— Objective —
Repeat the lines below exactly as they appear, but leave out the images.

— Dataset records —
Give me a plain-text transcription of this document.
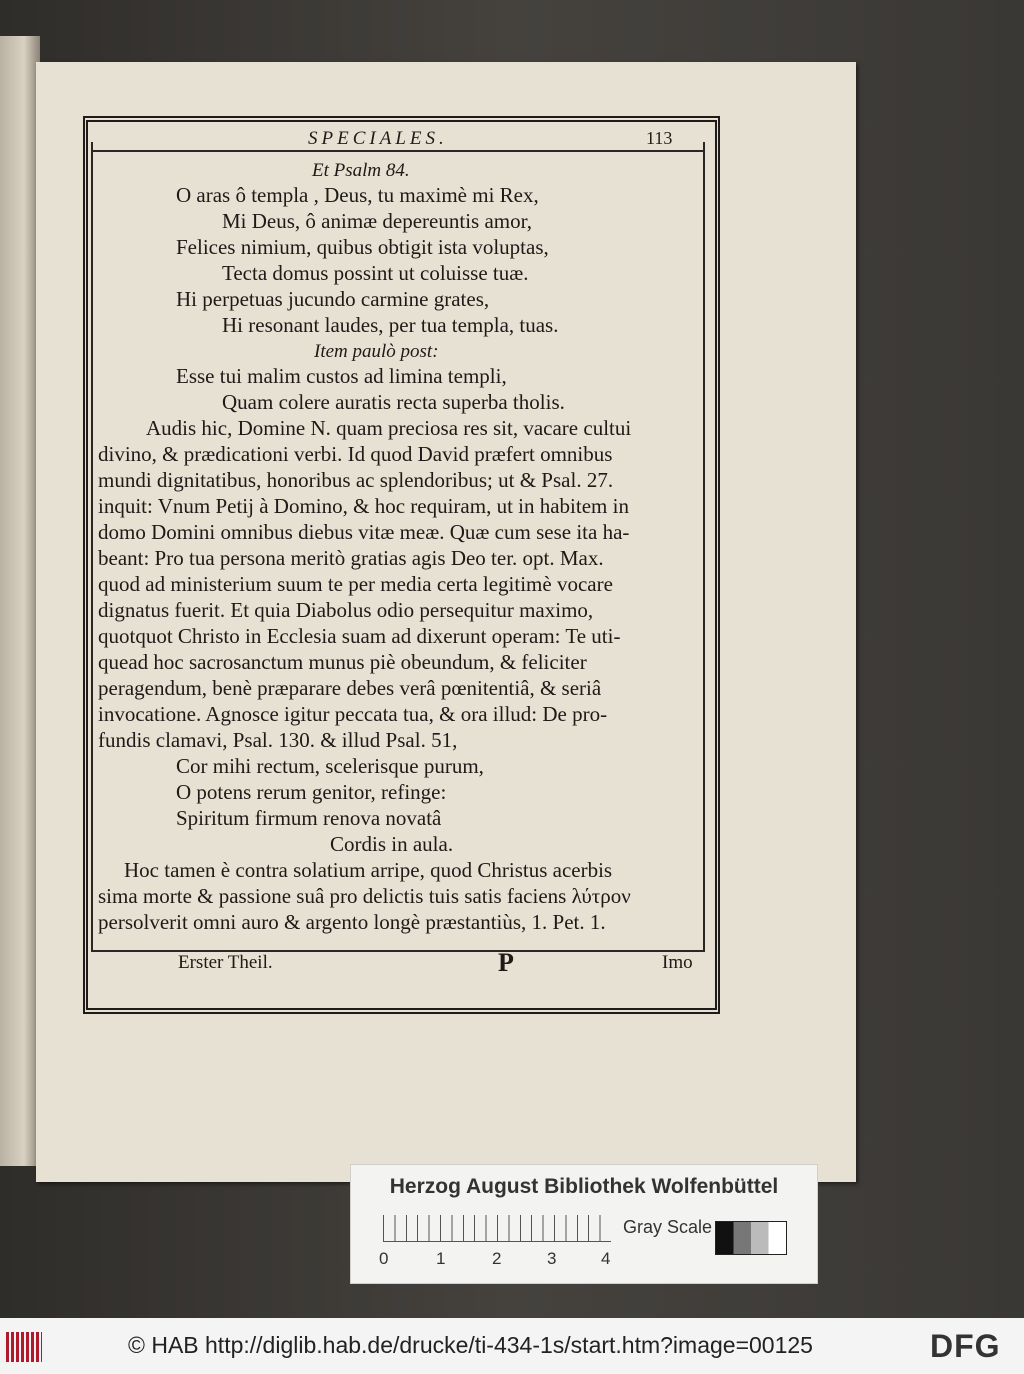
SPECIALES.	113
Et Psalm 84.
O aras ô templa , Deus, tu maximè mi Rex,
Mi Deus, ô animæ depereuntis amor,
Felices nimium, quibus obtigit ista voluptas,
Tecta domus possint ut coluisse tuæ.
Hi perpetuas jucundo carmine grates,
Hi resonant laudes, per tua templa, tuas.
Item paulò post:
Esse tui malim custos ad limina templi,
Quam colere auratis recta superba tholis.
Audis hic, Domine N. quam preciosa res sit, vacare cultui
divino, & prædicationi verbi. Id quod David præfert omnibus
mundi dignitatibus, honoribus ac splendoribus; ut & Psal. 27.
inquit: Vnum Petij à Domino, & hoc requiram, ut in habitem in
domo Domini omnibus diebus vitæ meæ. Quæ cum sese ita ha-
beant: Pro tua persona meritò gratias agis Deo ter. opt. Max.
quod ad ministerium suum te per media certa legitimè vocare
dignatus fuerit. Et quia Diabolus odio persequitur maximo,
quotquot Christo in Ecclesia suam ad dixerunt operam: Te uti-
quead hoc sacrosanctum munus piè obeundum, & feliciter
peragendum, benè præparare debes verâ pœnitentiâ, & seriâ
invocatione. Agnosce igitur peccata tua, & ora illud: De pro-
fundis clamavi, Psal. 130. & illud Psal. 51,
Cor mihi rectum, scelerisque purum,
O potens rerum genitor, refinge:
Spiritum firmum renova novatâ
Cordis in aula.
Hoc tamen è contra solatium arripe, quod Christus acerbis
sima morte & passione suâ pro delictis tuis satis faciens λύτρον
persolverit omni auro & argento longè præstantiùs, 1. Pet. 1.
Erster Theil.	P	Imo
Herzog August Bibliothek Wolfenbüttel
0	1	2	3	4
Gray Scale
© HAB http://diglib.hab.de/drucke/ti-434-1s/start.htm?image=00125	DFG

— Correct result —
Give me a plain-text transcription of this document.
SPECIALES.	113
Et Psalm 84.
O aras ô templa , Deus, tu maximè mi Rex,
Mi Deus, ô animæ depereuntis amor,
Felices nimium, quibus obtigit ista voluptas,
Tecta domus possint ut coluisse tuæ.
Hi perpetuas jucundo carmine grates,
Hi resonant laudes, per tua templa, tuas.
Item paulò post:
Esse tui malim custos ad limina templi,
Quam colere auratis recta superba tholis.
Audis hic, Domine N. quam preciosa res sit, vacare cultui
divino, & prædicationi verbi. Id quod David præfert omnibus
mundi dignitatibus, honoribus ac splendoribus; ut & Psal. 27.
inquit: Vnum Petij à Domino, & hoc requiram, ut in habitem in
domo Domini omnibus diebus vitæ meæ. Quæ cum sese ita ha-
beant: Pro tua persona meritò gratias agis Deo ter. opt. Max.
quod ad ministerium suum te per media certa legitimè vocare
dignatus fuerit. Et quia Diabolus odio persequitur maximo,
quotquot Christo in Ecclesia suam ad dixerunt operam: Te uti-
quead hoc sacrosanctum munus piè obeundum, & feliciter
peragendum, benè præparare debes verâ pœnitentiâ, & seriâ
invocatione. Agnosce igitur peccata tua, & ora illud: De pro-
fundis clamavi, Psal. 130. & illud Psal. 51,
Cor mihi rectum, scelerisque purum,
O potens rerum genitor, refinge:
Spiritum firmum renova novatâ
Cordis in aula.
Hoc tamen è contra solatium arripe, quod Christus acerbis
sima morte & passione suâ pro delictis tuis satis faciens λύτρον
persolverit omni auro & argento longè præstantiùs, 1. Pet. 1.
Erster Theil.	P	Imo
Herzog August Bibliothek Wolfenbüttel
0	1	2	3	4
Gray Scale
© HAB http://diglib.hab.de/drucke/ti-434-1s/start.htm?image=00125	DFG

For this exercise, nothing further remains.